• Task requirements: State how many lines in the listing below include the word "header", and add nothing besides the number.

====================

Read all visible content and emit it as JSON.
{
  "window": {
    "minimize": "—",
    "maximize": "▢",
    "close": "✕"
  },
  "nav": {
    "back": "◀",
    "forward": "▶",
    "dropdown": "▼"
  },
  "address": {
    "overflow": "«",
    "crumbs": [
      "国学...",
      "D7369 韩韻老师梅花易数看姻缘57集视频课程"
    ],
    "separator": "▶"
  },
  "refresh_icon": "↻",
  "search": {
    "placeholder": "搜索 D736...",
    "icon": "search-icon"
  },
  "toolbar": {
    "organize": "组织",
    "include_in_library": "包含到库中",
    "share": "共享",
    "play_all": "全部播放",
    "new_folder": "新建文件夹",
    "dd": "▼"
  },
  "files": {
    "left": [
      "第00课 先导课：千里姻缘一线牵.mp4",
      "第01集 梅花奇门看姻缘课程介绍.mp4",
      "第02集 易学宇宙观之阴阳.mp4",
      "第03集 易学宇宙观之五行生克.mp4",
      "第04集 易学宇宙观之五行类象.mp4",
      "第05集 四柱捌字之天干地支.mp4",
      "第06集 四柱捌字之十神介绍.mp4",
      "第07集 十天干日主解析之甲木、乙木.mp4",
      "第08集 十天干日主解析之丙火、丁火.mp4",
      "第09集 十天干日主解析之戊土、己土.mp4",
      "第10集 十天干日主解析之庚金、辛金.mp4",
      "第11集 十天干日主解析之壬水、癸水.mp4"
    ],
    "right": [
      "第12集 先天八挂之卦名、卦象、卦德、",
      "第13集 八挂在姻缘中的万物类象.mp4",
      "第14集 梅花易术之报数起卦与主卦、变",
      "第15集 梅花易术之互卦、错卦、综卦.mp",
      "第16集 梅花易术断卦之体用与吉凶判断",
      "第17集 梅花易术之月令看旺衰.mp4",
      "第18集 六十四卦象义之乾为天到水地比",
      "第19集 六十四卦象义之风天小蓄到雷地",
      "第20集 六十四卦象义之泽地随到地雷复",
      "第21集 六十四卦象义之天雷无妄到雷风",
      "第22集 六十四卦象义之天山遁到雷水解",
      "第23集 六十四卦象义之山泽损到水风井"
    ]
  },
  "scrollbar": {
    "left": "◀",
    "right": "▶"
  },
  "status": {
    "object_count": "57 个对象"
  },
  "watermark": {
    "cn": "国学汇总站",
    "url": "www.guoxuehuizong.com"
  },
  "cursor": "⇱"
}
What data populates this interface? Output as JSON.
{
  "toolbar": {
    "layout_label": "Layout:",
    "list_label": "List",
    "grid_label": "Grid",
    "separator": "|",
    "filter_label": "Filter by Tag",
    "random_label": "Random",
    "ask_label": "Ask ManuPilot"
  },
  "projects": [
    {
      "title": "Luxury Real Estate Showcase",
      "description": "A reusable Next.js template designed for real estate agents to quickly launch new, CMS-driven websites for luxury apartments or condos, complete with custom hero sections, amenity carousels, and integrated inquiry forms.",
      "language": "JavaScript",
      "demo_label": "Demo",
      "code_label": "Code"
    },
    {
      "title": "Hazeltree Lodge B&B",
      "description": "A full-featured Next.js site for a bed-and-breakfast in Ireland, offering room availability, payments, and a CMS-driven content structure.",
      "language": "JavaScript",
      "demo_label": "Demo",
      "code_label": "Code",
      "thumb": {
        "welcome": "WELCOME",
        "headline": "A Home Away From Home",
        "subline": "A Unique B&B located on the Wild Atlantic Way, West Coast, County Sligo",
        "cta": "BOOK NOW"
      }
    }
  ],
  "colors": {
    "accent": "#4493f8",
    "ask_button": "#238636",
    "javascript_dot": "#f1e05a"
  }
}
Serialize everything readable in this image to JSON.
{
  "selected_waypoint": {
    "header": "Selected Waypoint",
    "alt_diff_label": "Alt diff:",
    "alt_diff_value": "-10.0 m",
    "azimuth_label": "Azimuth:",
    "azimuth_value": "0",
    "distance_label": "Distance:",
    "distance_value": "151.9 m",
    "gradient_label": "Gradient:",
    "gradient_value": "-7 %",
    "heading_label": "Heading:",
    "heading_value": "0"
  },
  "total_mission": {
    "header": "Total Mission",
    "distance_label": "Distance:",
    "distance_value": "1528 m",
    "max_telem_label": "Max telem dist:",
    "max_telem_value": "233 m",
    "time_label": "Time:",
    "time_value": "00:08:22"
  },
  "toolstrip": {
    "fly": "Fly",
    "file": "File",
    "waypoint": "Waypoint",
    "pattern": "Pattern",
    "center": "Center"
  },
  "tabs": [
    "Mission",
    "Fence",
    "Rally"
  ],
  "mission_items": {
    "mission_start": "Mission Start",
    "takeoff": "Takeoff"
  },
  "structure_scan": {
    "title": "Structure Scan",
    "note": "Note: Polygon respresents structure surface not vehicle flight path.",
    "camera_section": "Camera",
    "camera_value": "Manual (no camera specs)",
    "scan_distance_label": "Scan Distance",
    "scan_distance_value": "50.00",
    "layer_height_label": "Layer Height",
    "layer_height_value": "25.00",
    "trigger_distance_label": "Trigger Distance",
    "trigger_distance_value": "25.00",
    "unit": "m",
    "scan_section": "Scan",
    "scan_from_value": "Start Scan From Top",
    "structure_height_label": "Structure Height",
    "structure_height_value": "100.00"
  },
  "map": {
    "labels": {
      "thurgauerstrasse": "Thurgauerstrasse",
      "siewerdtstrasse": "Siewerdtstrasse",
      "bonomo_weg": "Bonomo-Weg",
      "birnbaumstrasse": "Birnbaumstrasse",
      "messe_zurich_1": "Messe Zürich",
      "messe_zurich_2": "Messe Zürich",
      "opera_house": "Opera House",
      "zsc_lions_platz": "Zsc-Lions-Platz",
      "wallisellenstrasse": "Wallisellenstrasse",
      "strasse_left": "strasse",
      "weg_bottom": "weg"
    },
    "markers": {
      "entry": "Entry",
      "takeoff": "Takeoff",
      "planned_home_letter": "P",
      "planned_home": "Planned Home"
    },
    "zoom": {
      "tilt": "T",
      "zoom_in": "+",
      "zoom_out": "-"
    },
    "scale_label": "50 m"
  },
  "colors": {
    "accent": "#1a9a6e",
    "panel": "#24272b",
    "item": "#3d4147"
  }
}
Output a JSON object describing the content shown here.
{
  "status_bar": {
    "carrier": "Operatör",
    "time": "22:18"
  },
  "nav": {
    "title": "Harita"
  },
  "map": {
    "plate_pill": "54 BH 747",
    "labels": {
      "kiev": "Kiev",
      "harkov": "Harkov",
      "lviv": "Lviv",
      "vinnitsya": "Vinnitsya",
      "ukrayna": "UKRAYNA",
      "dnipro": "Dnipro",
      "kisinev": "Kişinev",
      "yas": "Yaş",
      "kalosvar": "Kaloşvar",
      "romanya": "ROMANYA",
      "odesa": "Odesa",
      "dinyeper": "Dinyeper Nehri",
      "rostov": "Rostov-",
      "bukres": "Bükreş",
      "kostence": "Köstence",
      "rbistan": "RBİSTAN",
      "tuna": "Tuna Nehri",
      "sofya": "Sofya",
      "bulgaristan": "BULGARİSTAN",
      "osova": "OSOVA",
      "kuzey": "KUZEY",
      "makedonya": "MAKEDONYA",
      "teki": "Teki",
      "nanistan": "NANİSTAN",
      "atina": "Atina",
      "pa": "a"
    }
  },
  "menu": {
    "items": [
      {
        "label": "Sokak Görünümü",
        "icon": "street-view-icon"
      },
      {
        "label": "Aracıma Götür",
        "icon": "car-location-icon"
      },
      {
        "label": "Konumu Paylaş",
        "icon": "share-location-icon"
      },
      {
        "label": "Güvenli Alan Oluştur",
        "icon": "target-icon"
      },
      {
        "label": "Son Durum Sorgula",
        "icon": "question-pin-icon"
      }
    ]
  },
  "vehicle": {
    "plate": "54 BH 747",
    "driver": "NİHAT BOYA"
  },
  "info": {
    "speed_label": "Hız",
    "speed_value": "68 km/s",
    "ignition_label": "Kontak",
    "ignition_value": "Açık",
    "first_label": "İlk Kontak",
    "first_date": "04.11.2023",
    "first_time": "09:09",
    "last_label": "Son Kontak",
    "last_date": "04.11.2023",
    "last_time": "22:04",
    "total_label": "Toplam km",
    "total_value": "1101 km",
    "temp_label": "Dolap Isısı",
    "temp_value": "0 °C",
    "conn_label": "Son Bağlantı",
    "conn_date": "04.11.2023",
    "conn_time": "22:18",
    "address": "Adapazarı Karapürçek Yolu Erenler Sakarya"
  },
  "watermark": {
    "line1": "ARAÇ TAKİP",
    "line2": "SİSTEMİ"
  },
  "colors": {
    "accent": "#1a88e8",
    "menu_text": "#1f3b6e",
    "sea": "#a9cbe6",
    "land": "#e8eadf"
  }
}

====================

• Response: 2